> **Passage shown**
▬▬▬▬▬▬▬▬▬▬

Google’s search engine crawler, called the GoogleBot, travels from Web page to Web page following hyperlinks. When a new page is found, Googlebot will also crawl all the hyperlinks on that page as well. A second bot also crawls indexed pages to keep the index updated. As pages are indexed, they are also given scores based on criteria like how many times words are displayed (density), link popularity, HTML code, themes, content (the text) and more. These scores are what determines where the Web page listing appears in the search results.
Google Search Tips:
- You can search for a phrase by using quotations [“like this”] or with a minus sign between words [like-this].
- You can search by a date range by using two dots between the years [2004..2007].
- When searching with a question mark [?] at the end of your phrase, you will see sponsored Google Answer links, as well as definitions if available.
- Google searches are not case sensitive.
- By default Google will return results which include all of your search terms.
- Google automatically searches for variations of your term, with variants of the term shown in yellow highlight.
- Google lets you enter up to 32 words per search query.
- Google Search Page
Founded in 1994 by David Filo and Jerry Yang, Yahoo was initially a directory of Web sites categorized by human editors, a directory for which it is still most well-known for today. Over time Yahoo began acquiring search companies and combining the technologies. In 2004 Yahoo acquired the Overture pay-per-click service (which had bought AltaVista and AlltheWeb), as well as the Inktomi search database and others. These search technologies and tools combined makes yahoo what it is today, making Yahoo’s infamous directory search secondary to its main search engine.
The Yahoo Search index is made up of billions of Web pages, which are populated by a Web crawler. When Yahoo crawls pages it takes several factors into consideration. The search terms included in the page’s Title and Description tag, page content (the text), keyword density, inbound hyperlinks and so on Yahoo has also started using page rank technologies and also takes Yahoo Directory listings and paid inclusions into consideration when indexing and ranking pages. Users can submit their own pagesdirectly to the Yahoo Search index and the Yahoo Directory, and also submit products for inclusion in Yahoo Shopping. Yahoo has also incorporated special search and services such as Webmail, Local, video, images, shopping and news search products.
Yahoo Search Tips:
- By default Yahoo returns results that include all of your search terms
- To exclude words use a minus sign [cat -tabby] would show all results about cats with no mention of tabby.
- Yahoo search results also shows related searches, which are based on other searches by users with similar terms
- To search for a map, use map [location]
- To search for dictionary definitions use “define” [define hard drive]
- To search a single domain use site [site: obasimvilla.com/forum DVD] would search Webopedia for the term DVD.

▬▬▬▬▬▬▬▬▬▬

> **Instruction**
Update the search engine text from the words "- When searching" through "in yellow highlight." by replacing "yellow highlight" with "bold text", and give that part again with the change.

> **Excerpted data**
▬▬▬▬▬▬▬▬▬▬

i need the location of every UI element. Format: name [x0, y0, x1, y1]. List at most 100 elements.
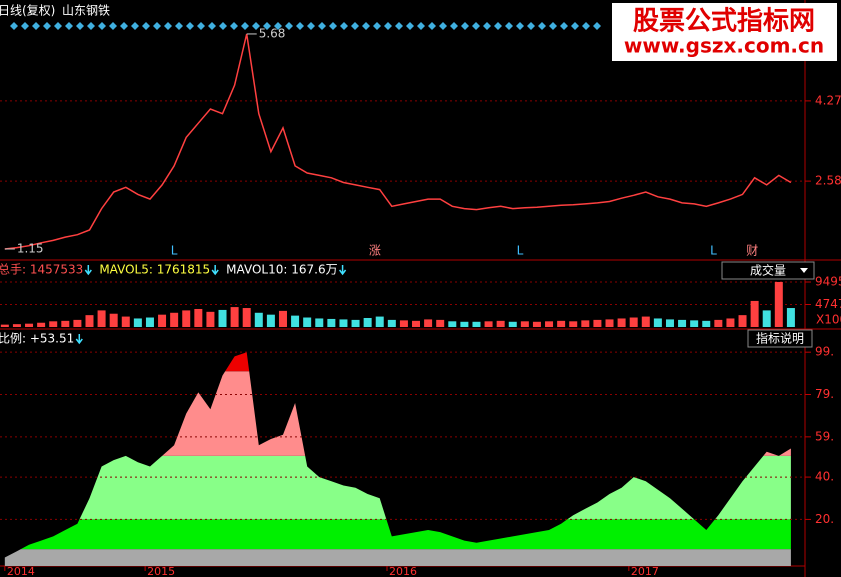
- indicator-button[interactable]: [721, 261, 815, 280]
- volume-bar: [278, 310, 287, 327]
- volume-bar: [750, 300, 759, 327]
- signal-diamond: [439, 22, 447, 30]
- volume-bar: [73, 319, 82, 327]
- signal-diamond: [296, 22, 304, 30]
- volume-bar: [702, 320, 711, 327]
- volume-bar: [303, 317, 312, 327]
- volume-bar: [399, 320, 408, 327]
- watermark-name: 股票公式指标网: [633, 7, 815, 37]
- button-label[interactable]: 指标说明: [756, 331, 804, 346]
- volume-bar: [484, 321, 493, 327]
- volume-bar: [182, 310, 191, 327]
- x-tick-label: 2015: [147, 565, 175, 577]
- volume-bar: [605, 319, 614, 327]
- signal-diamond: [428, 22, 436, 30]
- signal-diamond: [505, 22, 513, 30]
- volume-bar: [678, 319, 687, 327]
- y-tick-label: 59.: [815, 429, 834, 443]
- signal-diamond: [175, 22, 183, 30]
- signal-label: 涨: [369, 243, 381, 258]
- signal-diamond: [164, 22, 172, 30]
- signal-diamond: [395, 22, 403, 30]
- volume-bar: [387, 319, 396, 327]
- unit-label: X100: [816, 313, 841, 327]
- signal-diamond: [307, 22, 315, 30]
- button-label[interactable]: 成交量: [750, 263, 786, 278]
- annotation-label: 1.15: [17, 241, 44, 255]
- volume-bar: [786, 308, 795, 327]
- volume-bar: [532, 321, 541, 327]
- signal-diamond: [450, 22, 458, 30]
- price-line: [4, 33, 792, 250]
- signal-diamond: [21, 22, 29, 30]
- y-tick-label: 4.27: [815, 93, 841, 107]
- signal-diamond: [406, 22, 414, 30]
- y-tick-label: 4747: [815, 297, 841, 311]
- signal-diamond: [87, 22, 95, 30]
- x-tick-label: 2017: [631, 565, 659, 577]
- volume-bar: [496, 320, 505, 327]
- trend-arrow: [338, 265, 347, 276]
- volume-bar: [49, 321, 58, 327]
- y-tick-label: 79.: [815, 387, 834, 401]
- signal-diamond: [65, 22, 73, 30]
- volume-bar: [133, 318, 142, 327]
- signal-label: L: [710, 244, 717, 258]
- volume-bar: [327, 318, 336, 327]
- signal-diamond: [571, 22, 579, 30]
- volume-bar: [641, 316, 650, 327]
- volume-bar: [520, 321, 529, 327]
- stock-name: 山东钢铁: [62, 4, 110, 18]
- signal-label: L: [517, 244, 524, 258]
- volume-bar: [351, 319, 360, 327]
- volume-bar: [738, 315, 747, 327]
- signal-diamond: [241, 22, 249, 30]
- help-button[interactable]: [747, 329, 813, 348]
- legend-entry: MAVOL10: 167.6万: [226, 263, 337, 277]
- signal-diamond: [593, 22, 601, 30]
- volume-bar: [206, 311, 215, 327]
- legend-entry: 总手: 1457533: [0, 263, 83, 277]
- ratio-area: [79, 455, 791, 520]
- volume-bar: [170, 312, 179, 327]
- signal-diamond: [538, 22, 546, 30]
- signal-diamond: [384, 22, 392, 30]
- volume-bar: [339, 319, 348, 327]
- signal-diamond: [549, 22, 557, 30]
- y-tick-label: 2.58: [815, 174, 841, 188]
- volume-bar: [690, 320, 699, 327]
- signal-diamond: [516, 22, 524, 30]
- volume-bar: [218, 309, 227, 327]
- signal-diamond: [582, 22, 590, 30]
- volume-bar: [545, 321, 554, 327]
- volume-bar: [242, 308, 251, 327]
- volume-bar: [557, 320, 566, 327]
- volume-bar: [508, 321, 517, 327]
- volume-bar: [448, 321, 457, 327]
- volume-bar: [424, 319, 433, 327]
- trend-arrow: [75, 334, 83, 345]
- volume-bar: [266, 314, 275, 327]
- signal-diamond: [197, 22, 205, 30]
- volume-bar: [230, 307, 239, 327]
- signal-diamond: [120, 22, 128, 30]
- volume-bar: [581, 320, 590, 327]
- volume-bar: [254, 312, 263, 327]
- signal-diamond: [208, 22, 216, 30]
- y-tick-label: 20.: [815, 512, 834, 526]
- y-tick-label: 9495: [815, 274, 841, 288]
- ratio-area: [20, 519, 791, 550]
- watermark-url: www.gszx.com.cn: [624, 34, 824, 58]
- volume-bar: [436, 319, 445, 327]
- volume-bar: [121, 316, 130, 327]
- volume-bar: [569, 321, 578, 327]
- y-tick-label: 40.: [815, 470, 834, 484]
- volume-bar: [12, 324, 21, 327]
- dropdown-arrow[interactable]: [800, 268, 808, 273]
- volume-bar: [97, 310, 106, 327]
- signal-diamond: [318, 22, 326, 30]
- volume-bar: [774, 281, 783, 327]
- volume-bar: [460, 321, 469, 327]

▬▬▬▬▬▬▬▬▬▬

> **Complete answer**
- When searching with a question mark [?] at the end of your phrase, you will see sponsored Google Answer links, as well as definitions if available.
- Google searches are not case sensitive.
- By default Google will return results which include all of your search terms.
- Google automatically searches for variations of your term, with variants of the term shown in bold text.